→ **INFORMATION PROVIDED**:
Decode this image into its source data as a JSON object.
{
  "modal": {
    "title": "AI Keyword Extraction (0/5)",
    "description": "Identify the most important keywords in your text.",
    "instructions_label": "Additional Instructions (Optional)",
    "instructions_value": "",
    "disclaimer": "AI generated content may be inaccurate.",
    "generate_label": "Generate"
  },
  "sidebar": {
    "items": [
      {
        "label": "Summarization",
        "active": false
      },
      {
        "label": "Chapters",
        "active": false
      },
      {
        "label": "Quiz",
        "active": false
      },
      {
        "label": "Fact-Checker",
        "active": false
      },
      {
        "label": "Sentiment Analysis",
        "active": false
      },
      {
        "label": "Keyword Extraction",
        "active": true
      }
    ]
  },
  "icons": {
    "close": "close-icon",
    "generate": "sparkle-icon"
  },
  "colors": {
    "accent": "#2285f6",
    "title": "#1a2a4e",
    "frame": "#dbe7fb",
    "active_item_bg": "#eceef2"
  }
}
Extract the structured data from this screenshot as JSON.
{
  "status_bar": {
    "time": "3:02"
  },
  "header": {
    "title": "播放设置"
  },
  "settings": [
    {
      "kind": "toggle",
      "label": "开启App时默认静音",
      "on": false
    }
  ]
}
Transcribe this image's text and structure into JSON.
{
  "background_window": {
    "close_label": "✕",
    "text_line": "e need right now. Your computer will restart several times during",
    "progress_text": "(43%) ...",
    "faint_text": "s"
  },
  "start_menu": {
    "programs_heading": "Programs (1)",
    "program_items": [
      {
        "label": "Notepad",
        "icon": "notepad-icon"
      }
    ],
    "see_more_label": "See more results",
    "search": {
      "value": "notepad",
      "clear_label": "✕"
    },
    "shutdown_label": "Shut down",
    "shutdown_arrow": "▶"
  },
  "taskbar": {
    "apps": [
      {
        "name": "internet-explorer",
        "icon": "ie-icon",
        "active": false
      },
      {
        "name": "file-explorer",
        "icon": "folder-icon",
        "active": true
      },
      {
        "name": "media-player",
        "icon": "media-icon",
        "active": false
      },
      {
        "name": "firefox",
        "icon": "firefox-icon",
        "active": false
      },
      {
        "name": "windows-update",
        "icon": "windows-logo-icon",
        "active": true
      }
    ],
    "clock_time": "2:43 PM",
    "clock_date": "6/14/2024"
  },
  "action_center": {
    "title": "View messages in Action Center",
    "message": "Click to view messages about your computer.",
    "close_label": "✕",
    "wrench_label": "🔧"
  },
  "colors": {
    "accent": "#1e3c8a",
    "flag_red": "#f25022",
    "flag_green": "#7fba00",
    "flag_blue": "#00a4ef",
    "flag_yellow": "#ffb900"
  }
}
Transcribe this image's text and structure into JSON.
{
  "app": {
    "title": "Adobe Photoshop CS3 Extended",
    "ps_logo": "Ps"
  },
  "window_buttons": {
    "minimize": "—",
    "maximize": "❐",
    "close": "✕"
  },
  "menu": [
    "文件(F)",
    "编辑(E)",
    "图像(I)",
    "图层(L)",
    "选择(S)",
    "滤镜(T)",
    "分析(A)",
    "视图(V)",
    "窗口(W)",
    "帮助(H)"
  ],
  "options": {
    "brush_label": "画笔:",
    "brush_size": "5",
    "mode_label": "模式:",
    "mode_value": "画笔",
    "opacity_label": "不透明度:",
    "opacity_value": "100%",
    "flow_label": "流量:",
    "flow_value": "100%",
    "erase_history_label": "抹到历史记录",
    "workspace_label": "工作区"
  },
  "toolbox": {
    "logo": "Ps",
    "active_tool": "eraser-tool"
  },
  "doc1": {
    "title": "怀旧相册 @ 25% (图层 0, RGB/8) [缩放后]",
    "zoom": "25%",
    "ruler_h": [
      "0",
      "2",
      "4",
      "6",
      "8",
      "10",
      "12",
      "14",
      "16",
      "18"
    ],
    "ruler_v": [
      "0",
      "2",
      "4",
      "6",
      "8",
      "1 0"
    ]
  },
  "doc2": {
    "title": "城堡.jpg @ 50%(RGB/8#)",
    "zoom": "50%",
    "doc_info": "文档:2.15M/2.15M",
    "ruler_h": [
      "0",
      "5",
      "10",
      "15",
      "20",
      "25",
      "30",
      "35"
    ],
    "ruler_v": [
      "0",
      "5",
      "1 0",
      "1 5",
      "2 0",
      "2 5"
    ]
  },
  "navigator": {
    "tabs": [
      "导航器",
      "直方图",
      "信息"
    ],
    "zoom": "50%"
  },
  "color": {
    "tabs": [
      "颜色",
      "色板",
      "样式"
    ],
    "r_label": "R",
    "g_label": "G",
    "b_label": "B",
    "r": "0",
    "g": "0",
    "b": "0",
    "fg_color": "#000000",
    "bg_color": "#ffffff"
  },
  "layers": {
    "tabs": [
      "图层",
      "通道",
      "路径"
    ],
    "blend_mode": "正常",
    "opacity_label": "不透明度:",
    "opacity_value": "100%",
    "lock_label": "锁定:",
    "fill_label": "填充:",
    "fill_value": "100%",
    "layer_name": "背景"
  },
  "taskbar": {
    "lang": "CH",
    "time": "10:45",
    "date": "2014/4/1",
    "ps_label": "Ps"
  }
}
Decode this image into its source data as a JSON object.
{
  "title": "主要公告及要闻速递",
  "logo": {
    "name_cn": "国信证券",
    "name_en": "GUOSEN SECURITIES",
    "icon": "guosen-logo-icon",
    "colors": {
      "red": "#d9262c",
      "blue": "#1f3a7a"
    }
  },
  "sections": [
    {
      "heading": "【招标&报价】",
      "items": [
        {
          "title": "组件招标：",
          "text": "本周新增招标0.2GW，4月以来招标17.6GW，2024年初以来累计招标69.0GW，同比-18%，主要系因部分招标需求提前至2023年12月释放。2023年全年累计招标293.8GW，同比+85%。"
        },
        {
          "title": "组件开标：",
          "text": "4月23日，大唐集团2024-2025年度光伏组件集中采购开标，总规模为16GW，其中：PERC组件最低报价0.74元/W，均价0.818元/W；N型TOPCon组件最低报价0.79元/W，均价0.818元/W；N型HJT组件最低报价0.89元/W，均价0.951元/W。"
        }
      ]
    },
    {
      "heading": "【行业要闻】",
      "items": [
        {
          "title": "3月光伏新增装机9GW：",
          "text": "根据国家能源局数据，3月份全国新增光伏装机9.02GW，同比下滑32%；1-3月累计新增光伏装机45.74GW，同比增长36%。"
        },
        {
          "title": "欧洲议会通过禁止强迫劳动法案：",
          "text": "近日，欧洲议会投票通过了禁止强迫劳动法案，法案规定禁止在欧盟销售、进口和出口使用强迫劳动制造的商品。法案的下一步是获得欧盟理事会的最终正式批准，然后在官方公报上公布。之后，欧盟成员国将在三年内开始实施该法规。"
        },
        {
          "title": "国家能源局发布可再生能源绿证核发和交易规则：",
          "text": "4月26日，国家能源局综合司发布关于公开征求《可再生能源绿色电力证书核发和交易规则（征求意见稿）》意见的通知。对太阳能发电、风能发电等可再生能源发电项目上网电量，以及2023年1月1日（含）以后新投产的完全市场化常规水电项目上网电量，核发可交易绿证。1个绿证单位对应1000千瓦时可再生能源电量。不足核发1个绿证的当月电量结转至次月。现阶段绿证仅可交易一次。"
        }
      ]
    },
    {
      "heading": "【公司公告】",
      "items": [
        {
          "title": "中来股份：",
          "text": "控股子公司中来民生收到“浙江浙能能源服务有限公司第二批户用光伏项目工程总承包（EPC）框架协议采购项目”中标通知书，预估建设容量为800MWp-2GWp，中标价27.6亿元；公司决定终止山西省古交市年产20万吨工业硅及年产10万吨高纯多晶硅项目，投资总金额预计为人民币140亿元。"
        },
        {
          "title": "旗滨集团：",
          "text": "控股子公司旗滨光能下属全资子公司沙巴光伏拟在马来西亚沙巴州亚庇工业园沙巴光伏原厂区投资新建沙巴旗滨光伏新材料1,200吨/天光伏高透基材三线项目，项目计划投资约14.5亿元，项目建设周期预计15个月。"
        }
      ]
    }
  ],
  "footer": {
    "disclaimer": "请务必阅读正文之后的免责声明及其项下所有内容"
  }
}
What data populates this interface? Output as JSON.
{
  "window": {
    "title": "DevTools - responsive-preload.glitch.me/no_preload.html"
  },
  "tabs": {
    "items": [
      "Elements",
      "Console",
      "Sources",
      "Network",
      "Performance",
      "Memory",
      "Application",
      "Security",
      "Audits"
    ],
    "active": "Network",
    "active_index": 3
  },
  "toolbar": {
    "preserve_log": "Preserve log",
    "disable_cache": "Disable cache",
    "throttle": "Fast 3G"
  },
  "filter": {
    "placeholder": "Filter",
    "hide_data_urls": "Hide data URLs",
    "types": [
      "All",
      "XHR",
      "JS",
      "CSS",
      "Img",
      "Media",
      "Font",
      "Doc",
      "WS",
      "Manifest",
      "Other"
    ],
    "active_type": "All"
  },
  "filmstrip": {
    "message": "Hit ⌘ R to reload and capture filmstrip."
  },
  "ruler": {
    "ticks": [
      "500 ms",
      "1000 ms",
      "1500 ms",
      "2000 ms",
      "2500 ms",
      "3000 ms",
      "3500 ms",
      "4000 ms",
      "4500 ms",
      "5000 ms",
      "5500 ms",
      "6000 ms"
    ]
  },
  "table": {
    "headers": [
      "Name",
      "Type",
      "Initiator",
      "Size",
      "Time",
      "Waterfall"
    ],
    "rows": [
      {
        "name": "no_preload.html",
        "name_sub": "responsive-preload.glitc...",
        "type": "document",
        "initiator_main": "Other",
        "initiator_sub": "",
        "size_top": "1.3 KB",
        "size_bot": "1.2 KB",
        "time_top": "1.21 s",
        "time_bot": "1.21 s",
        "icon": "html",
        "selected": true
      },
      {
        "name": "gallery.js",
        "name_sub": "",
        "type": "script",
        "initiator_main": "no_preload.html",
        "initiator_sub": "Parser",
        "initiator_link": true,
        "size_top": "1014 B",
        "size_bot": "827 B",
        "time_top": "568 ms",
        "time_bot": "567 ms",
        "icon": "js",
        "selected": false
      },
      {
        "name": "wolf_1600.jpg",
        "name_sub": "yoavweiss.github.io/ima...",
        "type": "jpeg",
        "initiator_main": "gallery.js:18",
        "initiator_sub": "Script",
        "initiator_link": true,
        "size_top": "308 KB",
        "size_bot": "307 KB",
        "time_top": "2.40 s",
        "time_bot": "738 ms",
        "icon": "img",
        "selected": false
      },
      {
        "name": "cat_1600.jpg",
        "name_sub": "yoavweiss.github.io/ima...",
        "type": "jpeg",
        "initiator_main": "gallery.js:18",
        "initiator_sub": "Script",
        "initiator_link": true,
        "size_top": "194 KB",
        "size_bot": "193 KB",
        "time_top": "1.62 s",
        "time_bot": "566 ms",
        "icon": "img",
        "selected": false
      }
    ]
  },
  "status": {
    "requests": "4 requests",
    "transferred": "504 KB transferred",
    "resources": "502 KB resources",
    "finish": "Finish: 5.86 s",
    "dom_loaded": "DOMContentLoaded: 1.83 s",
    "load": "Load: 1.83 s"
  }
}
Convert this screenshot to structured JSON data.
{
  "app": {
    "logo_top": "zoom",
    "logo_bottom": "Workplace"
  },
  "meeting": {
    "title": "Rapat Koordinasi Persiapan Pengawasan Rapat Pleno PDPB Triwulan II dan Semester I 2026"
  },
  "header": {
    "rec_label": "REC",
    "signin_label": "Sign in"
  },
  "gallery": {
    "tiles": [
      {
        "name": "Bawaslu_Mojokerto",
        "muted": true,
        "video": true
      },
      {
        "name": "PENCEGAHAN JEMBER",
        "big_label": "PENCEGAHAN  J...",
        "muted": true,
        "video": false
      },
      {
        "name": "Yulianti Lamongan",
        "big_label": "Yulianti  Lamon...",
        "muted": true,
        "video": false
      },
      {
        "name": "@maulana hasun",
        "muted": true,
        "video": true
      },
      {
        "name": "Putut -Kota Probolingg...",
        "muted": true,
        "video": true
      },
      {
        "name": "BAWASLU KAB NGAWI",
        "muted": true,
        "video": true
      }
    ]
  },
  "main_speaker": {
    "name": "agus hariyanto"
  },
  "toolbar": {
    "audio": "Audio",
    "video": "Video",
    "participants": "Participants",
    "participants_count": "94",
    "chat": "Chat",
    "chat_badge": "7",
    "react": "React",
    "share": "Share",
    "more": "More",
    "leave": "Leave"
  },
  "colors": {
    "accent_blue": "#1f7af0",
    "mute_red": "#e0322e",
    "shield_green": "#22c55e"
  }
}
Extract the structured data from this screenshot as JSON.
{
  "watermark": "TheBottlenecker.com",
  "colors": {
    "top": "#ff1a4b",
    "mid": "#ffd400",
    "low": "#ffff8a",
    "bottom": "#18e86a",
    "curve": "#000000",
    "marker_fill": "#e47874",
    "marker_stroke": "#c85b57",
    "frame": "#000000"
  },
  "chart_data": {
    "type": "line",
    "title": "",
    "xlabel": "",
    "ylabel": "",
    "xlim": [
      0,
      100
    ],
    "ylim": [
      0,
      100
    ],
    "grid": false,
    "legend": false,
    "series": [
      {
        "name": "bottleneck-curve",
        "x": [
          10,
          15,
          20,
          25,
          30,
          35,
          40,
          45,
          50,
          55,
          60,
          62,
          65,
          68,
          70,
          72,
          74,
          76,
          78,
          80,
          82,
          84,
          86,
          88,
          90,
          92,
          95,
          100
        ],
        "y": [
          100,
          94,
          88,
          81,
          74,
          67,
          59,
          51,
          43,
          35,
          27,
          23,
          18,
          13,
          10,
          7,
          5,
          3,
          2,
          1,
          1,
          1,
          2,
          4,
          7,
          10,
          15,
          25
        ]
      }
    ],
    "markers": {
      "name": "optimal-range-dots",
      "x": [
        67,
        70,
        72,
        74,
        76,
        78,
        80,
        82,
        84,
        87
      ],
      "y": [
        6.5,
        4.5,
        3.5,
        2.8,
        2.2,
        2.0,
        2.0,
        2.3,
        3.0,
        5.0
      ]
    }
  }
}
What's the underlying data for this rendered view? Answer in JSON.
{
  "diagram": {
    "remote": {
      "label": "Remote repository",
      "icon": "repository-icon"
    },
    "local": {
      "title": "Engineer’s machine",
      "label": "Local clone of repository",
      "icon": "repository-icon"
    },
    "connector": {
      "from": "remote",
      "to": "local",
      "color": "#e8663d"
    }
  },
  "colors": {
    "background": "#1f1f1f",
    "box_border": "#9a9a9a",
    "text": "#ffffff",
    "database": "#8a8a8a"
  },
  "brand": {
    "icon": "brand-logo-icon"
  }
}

→ **WHAT YOU HAVE TO DO**:
Scan the material above for the word "curve". Copy each line where it occurs.

→ **SOLUTION FOR THIS PROBLEM**:
    "curve": "#000000",
        "name": "bottleneck-curve",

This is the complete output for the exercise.